§ **Aim**: Reproduce the complete listing without any deviation.

Dataset records:
○ ○ ○ ○ ○

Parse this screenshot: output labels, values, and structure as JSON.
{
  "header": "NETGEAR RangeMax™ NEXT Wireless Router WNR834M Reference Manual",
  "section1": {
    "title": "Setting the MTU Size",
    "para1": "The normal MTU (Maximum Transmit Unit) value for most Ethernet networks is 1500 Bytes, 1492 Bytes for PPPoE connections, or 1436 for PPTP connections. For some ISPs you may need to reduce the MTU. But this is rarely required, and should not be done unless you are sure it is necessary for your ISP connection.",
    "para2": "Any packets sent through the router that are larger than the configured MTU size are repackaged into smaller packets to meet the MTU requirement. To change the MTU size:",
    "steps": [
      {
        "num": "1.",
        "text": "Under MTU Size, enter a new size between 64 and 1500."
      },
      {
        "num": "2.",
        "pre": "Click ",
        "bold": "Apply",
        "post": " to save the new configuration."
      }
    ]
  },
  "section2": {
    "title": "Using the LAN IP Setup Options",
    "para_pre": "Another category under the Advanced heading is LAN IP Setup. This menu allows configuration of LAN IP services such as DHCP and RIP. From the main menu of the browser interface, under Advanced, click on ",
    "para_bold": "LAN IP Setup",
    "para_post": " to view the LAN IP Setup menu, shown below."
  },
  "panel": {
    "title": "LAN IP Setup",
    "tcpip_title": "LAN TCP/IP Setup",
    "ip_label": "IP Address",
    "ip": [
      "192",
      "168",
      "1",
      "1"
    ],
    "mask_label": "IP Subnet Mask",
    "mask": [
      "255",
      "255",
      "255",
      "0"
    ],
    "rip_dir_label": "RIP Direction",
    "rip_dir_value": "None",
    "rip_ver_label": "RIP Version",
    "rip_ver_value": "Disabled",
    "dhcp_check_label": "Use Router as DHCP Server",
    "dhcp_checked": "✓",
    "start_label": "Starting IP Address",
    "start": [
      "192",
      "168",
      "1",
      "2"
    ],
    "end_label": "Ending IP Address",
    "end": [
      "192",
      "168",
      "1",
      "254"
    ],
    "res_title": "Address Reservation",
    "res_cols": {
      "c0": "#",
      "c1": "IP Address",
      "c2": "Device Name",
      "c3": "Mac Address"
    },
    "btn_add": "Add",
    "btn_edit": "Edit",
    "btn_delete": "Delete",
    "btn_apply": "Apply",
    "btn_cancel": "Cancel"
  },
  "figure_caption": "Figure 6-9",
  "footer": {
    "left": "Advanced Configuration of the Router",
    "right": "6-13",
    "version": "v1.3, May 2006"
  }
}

○ ○ ○ ○ ○

§ **Result of the task**:
Parse this screenshot: output labels, values, and structure as JSON.
{
  "header": "NETGEAR RangeMax™ NEXT Wireless Router WNR834M Reference Manual",
  "section1": {
    "title": "Setting the MTU Size",
    "para1": "The normal MTU (Maximum Transmit Unit) value for most Ethernet networks is 1500 Bytes, 1492 Bytes for PPPoE connections, or 1436 for PPTP connections. For some ISPs you may need to reduce the MTU. But this is rarely required, and should not be done unless you are sure it is necessary for your ISP connection.",
    "para2": "Any packets sent through the router that are larger than the configured MTU size are repackaged into smaller packets to meet the MTU requirement. To change the MTU size:",
    "steps": [
      {
        "num": "1.",
        "text": "Under MTU Size, enter a new size between 64 and 1500."
      },
      {
        "num": "2.",
        "pre": "Click ",
        "bold": "Apply",
        "post": " to save the new configuration."
      }
    ]
  },
  "section2": {
    "title": "Using the LAN IP Setup Options",
    "para_pre": "Another category under the Advanced heading is LAN IP Setup. This menu allows configuration of LAN IP services such as DHCP and RIP. From the main menu of the browser interface, under Advanced, click on ",
    "para_bold": "LAN IP Setup",
    "para_post": " to view the LAN IP Setup menu, shown below."
  },
  "panel": {
    "title": "LAN IP Setup",
    "tcpip_title": "LAN TCP/IP Setup",
    "ip_label": "IP Address",
    "ip": [
      "192",
      "168",
      "1",
      "1"
    ],
    "mask_label": "IP Subnet Mask",
    "mask": [
      "255",
      "255",
      "255",
      "0"
    ],
    "rip_dir_label": "RIP Direction",
    "rip_dir_value": "None",
    "rip_ver_label": "RIP Version",
    "rip_ver_value": "Disabled",
    "dhcp_check_label": "Use Router as DHCP Server",
    "dhcp_checked": "✓",
    "start_label": "Starting IP Address",
    "start": [
      "192",
      "168",
      "1",
      "2"
    ],
    "end_label": "Ending IP Address",
    "end": [
      "192",
      "168",
      "1",
      "254"
    ],
    "res_title": "Address Reservation",
    "res_cols": {
      "c0": "#",
      "c1": "IP Address",
      "c2": "Device Name",
      "c3": "Mac Address"
    },
    "btn_add": "Add",
    "btn_edit": "Edit",
    "btn_delete": "Delete",
    "btn_apply": "Apply",
    "btn_cancel": "Cancel"
  },
  "figure_caption": "Figure 6-9",
  "footer": {
    "left": "Advanced Configuration of the Router",
    "right": "6-13",
    "version": "v1.3, May 2006"
  }
}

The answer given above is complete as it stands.